* **PROVIDED RECORDS**:
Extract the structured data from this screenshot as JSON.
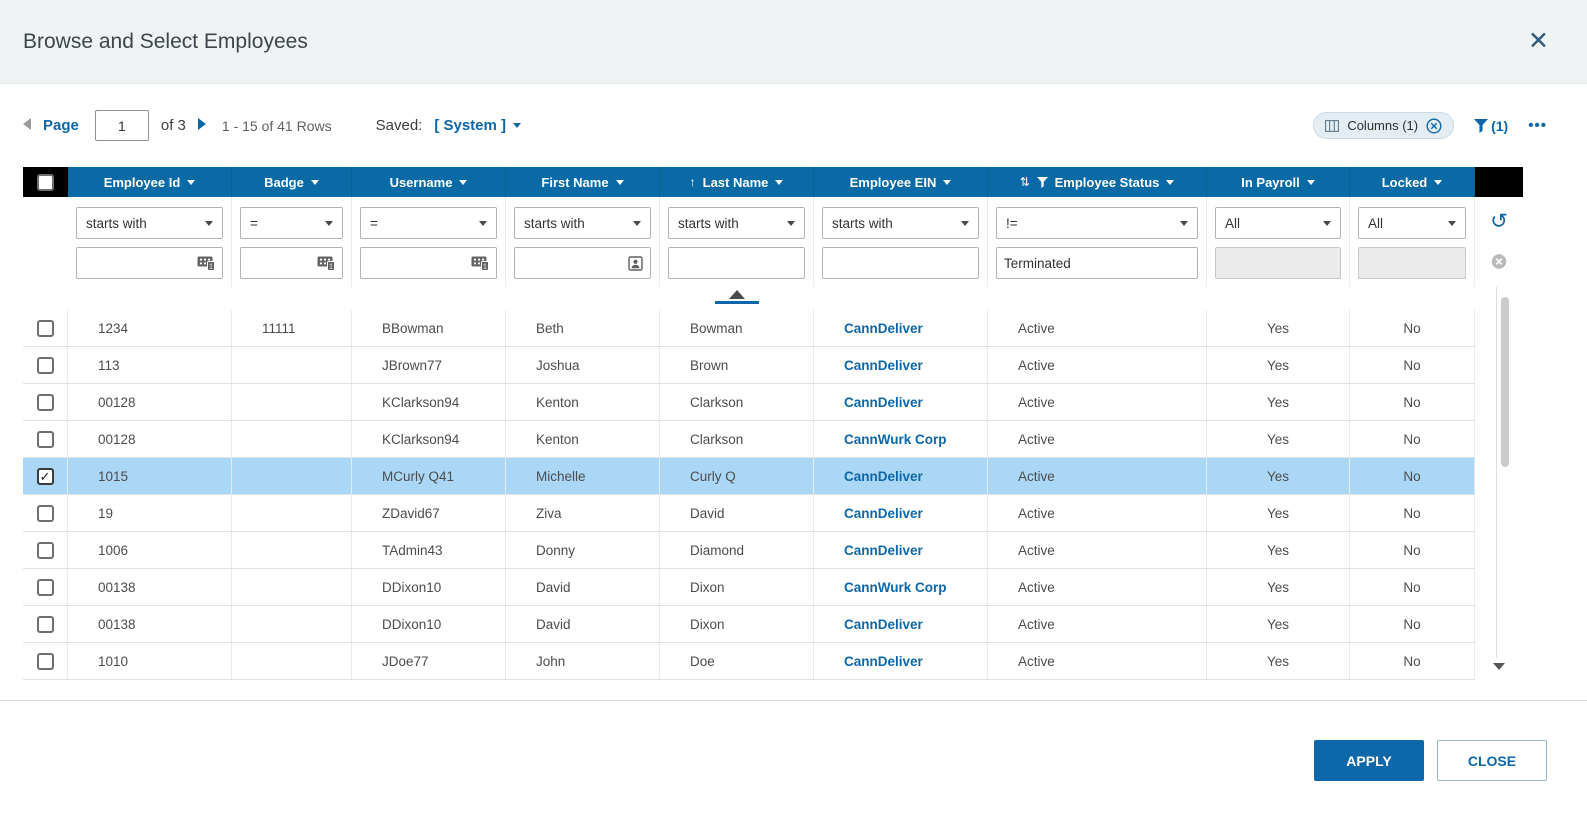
{
  "modal": {
    "title": "Browse and Select Employees",
    "close_glyph": "✕"
  },
  "toolbar": {
    "page_label": "Page",
    "page_value": "1",
    "page_total": "of 3",
    "rows_info": "1 - 15 of 41 Rows",
    "saved_label": "Saved:",
    "saved_value": "[ System ]",
    "columns_label": "Columns (1)",
    "filter_count": "(1)",
    "more_label": "•••"
  },
  "icons": {
    "sort_ascending": "↑",
    "sortable": "⇅",
    "reset": "↺",
    "check": "✓"
  },
  "table": {
    "columns": [
      {
        "key": "employee_id",
        "label": "Employee Id",
        "operator": "starts with",
        "filter_value": "",
        "filter_icon": "keypad-icon",
        "align": "left"
      },
      {
        "key": "badge",
        "label": "Badge",
        "operator": "=",
        "filter_value": "",
        "filter_icon": "keypad-icon",
        "align": "left"
      },
      {
        "key": "username",
        "label": "Username",
        "operator": "=",
        "filter_value": "",
        "filter_icon": "keypad-icon",
        "align": "left"
      },
      {
        "key": "first_name",
        "label": "First Name",
        "operator": "starts with",
        "filter_value": "",
        "filter_icon": "contact-icon",
        "align": "left"
      },
      {
        "key": "last_name",
        "label": "Last Name",
        "operator": "starts with",
        "filter_value": "",
        "filter_icon": null,
        "align": "left",
        "sorted": "asc"
      },
      {
        "key": "employee_ein",
        "label": "Employee EIN",
        "operator": "starts with",
        "filter_value": "",
        "filter_icon": null,
        "align": "left",
        "link": true
      },
      {
        "key": "employee_status",
        "label": "Employee Status",
        "operator": "!=",
        "filter_value": "Terminated",
        "filter_icon": null,
        "align": "left",
        "header_sort_filter_icons": true
      },
      {
        "key": "in_payroll",
        "label": "In Payroll",
        "operator": "All",
        "filter_value": "",
        "filter_disabled": true,
        "align": "center"
      },
      {
        "key": "locked",
        "label": "Locked",
        "operator": "All",
        "filter_value": "",
        "filter_disabled": true,
        "align": "center"
      }
    ],
    "rows": [
      {
        "selected": false,
        "cells": [
          "1234",
          "11111",
          "BBowman",
          "Beth",
          "Bowman",
          "CannDeliver",
          "Active",
          "Yes",
          "No"
        ]
      },
      {
        "selected": false,
        "cells": [
          "113",
          "",
          "JBrown77",
          "Joshua",
          "Brown",
          "CannDeliver",
          "Active",
          "Yes",
          "No"
        ]
      },
      {
        "selected": false,
        "cells": [
          "00128",
          "",
          "KClarkson94",
          "Kenton",
          "Clarkson",
          "CannDeliver",
          "Active",
          "Yes",
          "No"
        ]
      },
      {
        "selected": false,
        "cells": [
          "00128",
          "",
          "KClarkson94",
          "Kenton",
          "Clarkson",
          "CannWurk Corp",
          "Active",
          "Yes",
          "No"
        ]
      },
      {
        "selected": true,
        "cells": [
          "1015",
          "",
          "MCurly Q41",
          "Michelle",
          "Curly Q",
          "CannDeliver",
          "Active",
          "Yes",
          "No"
        ]
      },
      {
        "selected": false,
        "cells": [
          "19",
          "",
          "ZDavid67",
          "Ziva",
          "David",
          "CannDeliver",
          "Active",
          "Yes",
          "No"
        ]
      },
      {
        "selected": false,
        "cells": [
          "1006",
          "",
          "TAdmin43",
          "Donny",
          "Diamond",
          "CannDeliver",
          "Active",
          "Yes",
          "No"
        ]
      },
      {
        "selected": false,
        "cells": [
          "00138",
          "",
          "DDixon10",
          "David",
          "Dixon",
          "CannWurk Corp",
          "Active",
          "Yes",
          "No"
        ]
      },
      {
        "selected": false,
        "cells": [
          "00138",
          "",
          "DDixon10",
          "David",
          "Dixon",
          "CannDeliver",
          "Active",
          "Yes",
          "No"
        ]
      },
      {
        "selected": false,
        "cells": [
          "1010",
          "",
          "JDoe77",
          "John",
          "Doe",
          "CannDeliver",
          "Active",
          "Yes",
          "No"
        ]
      }
    ]
  },
  "footer": {
    "apply_label": "APPLY",
    "close_label": "CLOSE"
  },
  "colors": {
    "accent_blue": "#0c67a8",
    "header_blue": "#0a6aa5",
    "selected_row": "#abd7f6",
    "link_blue": "#0b67a9",
    "header_bar_bg": "#eff3f4"
  }
}
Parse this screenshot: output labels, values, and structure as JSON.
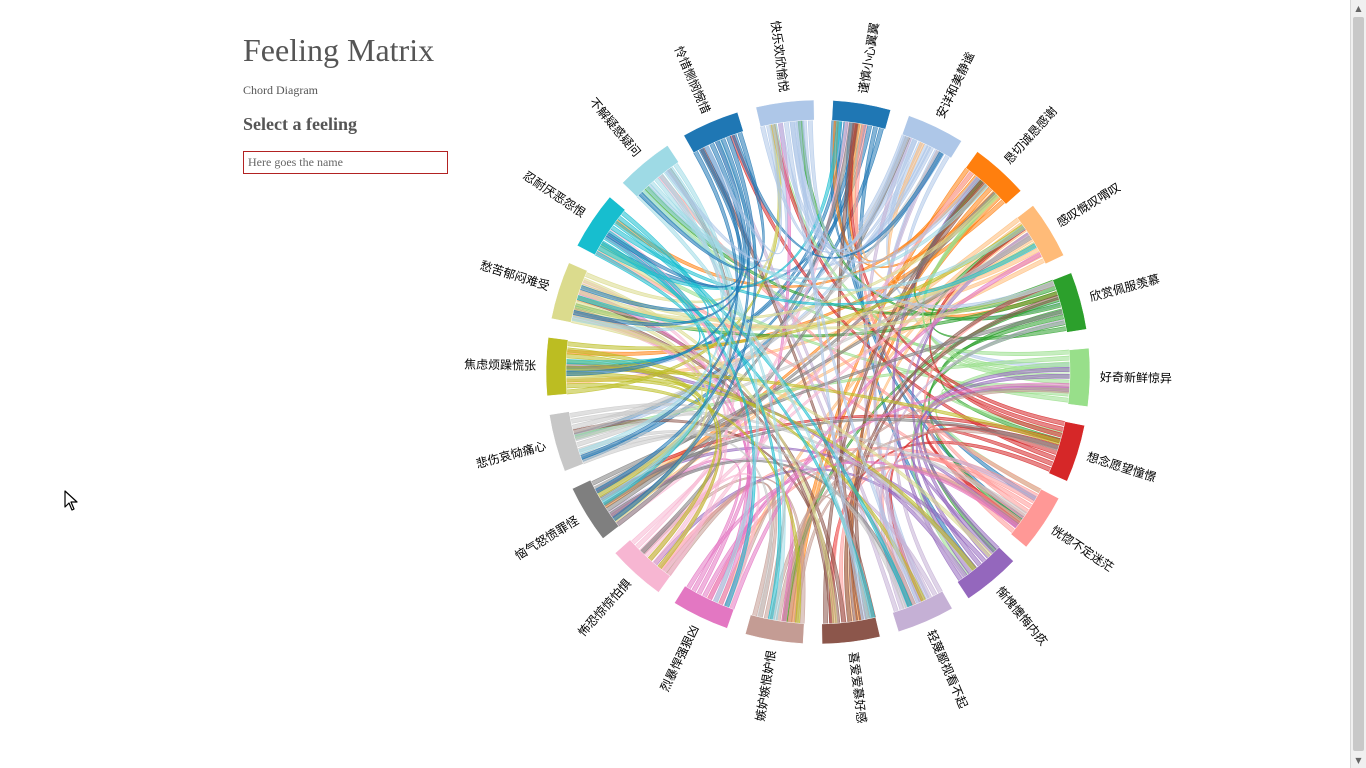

* **THE PROBLEM**: Leave the pictures out and output the rest of the listing exactly.

* **TASK SOLUTION**:
Extract the structured data from this screenshot as JSON.
{
  "modal": {
    "title": "Browse and Select Employees",
    "close_glyph": "✕"
  },
  "toolbar": {
    "page_label": "Page",
    "page_value": "1",
    "page_total": "of 3",
    "rows_info": "1 - 15 of 41 Rows",
    "saved_label": "Saved:",
    "saved_value": "[ System ]",
    "columns_label": "Columns (1)",
    "filter_count": "(1)",
    "more_label": "•••"
  },
  "icons": {
    "sort_ascending": "↑",
    "sortable": "⇅",
    "reset": "↺",
    "check": "✓"
  },
  "table": {
    "columns": [
      {
        "key": "employee_id",
        "label": "Employee Id",
        "operator": "starts with",
        "filter_value": "",
        "filter_icon": "keypad-icon",
        "align": "left"
      },
      {
        "key": "badge",
        "label": "Badge",
        "operator": "=",
        "filter_value": "",
        "filter_icon": "keypad-icon",
        "align": "left"
      },
      {
        "key": "username",
        "label": "Username",
        "operator": "=",
        "filter_value": "",
        "filter_icon": "keypad-icon",
        "align": "left"
      },
      {
        "key": "first_name",
        "label": "First Name",
        "operator": "starts with",
        "filter_value": "",
        "filter_icon": "contact-icon",
        "align": "left"
      },
      {
        "key": "last_name",
        "label": "Last Name",
        "operator": "starts with",
        "filter_value": "",
        "filter_icon": null,
        "align": "left",
        "sorted": "asc"
      },
      {
        "key": "employee_ein",
        "label": "Employee EIN",
        "operator": "starts with",
        "filter_value": "",
        "filter_icon": null,
        "align": "left",
        "link": true
      },
      {
        "key": "employee_status",
        "label": "Employee Status",
        "operator": "!=",
        "filter_value": "Terminated",
        "filter_icon": null,
        "align": "left",
        "header_sort_filter_icons": true
      },
      {
        "key": "in_payroll",
        "label": "In Payroll",
        "operator": "All",
        "filter_value": "",
        "filter_disabled": true,
        "align": "center"
      },
      {
        "key": "locked",
        "label": "Locked",
        "operator": "All",
        "filter_value": "",
        "filter_disabled": true,
        "align": "center"
      }
    ],
    "rows": [
      {
        "selected": false,
        "cells": [
          "1234",
          "11111",
          "BBowman",
          "Beth",
          "Bowman",
          "CannDeliver",
          "Active",
          "Yes",
          "No"
        ]
      },
      {
        "selected": false,
        "cells": [
          "113",
          "",
          "JBrown77",
          "Joshua",
          "Brown",
          "CannDeliver",
          "Active",
          "Yes",
          "No"
        ]
      },
      {
        "selected": false,
        "cells": [
          "00128",
          "",
          "KClarkson94",
          "Kenton",
          "Clarkson",
          "CannDeliver",
          "Active",
          "Yes",
          "No"
        ]
      },
      {
        "selected": false,
        "cells": [
          "00128",
          "",
          "KClarkson94",
          "Kenton",
          "Clarkson",
          "CannWurk Corp",
          "Active",
          "Yes",
          "No"
        ]
      },
      {
        "selected": true,
        "cells": [
          "1015",
          "",
          "MCurly Q41",
          "Michelle",
          "Curly Q",
          "CannDeliver",
          "Active",
          "Yes",
          "No"
        ]
      },
      {
        "selected": false,
        "cells": [
          "19",
          "",
          "ZDavid67",
          "Ziva",
          "David",
          "CannDeliver",
          "Active",
          "Yes",
          "No"
        ]
      },
      {
        "selected": false,
        "cells": [
          "1006",
          "",
          "TAdmin43",
          "Donny",
          "Diamond",
          "CannDeliver",
          "Active",
          "Yes",
          "No"
        ]
      },
      {
        "selected": false,
        "cells": [
          "00138",
          "",
          "DDixon10",
          "David",
          "Dixon",
          "CannWurk Corp",
          "Active",
          "Yes",
          "No"
        ]
      },
      {
        "selected": false,
        "cells": [
          "00138",
          "",
          "DDixon10",
          "David",
          "Dixon",
          "CannDeliver",
          "Active",
          "Yes",
          "No"
        ]
      },
      {
        "selected": false,
        "cells": [
          "1010",
          "",
          "JDoe77",
          "John",
          "Doe",
          "CannDeliver",
          "Active",
          "Yes",
          "No"
        ]
      }
    ]
  },
  "footer": {
    "apply_label": "APPLY",
    "close_label": "CLOSE"
  },
  "colors": {
    "accent_blue": "#0c67a8",
    "header_blue": "#0a6aa5",
    "selected_row": "#abd7f6",
    "link_blue": "#0b67a9",
    "header_bar_bg": "#eff3f4"
  }
}
Parse this screenshot: output labels, values, and structure as JSON.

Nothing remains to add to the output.